_Job_
Tally all lines containing the word "text". Give the number alone.

_Records provided_
========

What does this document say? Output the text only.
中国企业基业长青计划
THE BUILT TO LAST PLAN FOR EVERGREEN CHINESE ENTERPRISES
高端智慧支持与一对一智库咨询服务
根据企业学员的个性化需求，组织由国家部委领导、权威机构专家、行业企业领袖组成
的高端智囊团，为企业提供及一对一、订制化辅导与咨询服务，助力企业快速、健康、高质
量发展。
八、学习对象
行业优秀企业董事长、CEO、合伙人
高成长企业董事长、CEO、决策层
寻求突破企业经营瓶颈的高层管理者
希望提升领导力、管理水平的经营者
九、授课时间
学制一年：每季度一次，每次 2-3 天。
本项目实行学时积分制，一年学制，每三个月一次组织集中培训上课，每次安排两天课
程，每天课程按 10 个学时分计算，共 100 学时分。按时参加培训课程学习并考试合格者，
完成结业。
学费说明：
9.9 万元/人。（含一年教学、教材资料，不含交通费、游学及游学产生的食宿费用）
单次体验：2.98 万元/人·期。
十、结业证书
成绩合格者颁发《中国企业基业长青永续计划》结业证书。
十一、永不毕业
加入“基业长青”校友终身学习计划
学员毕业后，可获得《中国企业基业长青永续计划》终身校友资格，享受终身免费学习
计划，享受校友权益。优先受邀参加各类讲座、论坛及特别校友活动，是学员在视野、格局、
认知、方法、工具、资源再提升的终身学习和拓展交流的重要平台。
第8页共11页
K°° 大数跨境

========

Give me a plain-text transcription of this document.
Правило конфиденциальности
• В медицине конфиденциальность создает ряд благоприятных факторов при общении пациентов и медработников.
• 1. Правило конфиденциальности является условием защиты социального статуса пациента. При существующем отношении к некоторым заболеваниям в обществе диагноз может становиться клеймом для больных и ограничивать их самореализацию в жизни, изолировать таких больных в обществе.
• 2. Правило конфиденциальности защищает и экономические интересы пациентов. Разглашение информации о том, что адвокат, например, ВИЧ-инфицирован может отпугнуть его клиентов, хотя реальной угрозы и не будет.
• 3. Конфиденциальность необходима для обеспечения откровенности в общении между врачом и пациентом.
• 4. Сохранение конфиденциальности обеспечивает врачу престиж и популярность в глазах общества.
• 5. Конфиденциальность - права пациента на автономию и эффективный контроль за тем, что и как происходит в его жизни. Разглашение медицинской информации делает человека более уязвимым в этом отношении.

========

_Exercise response_
2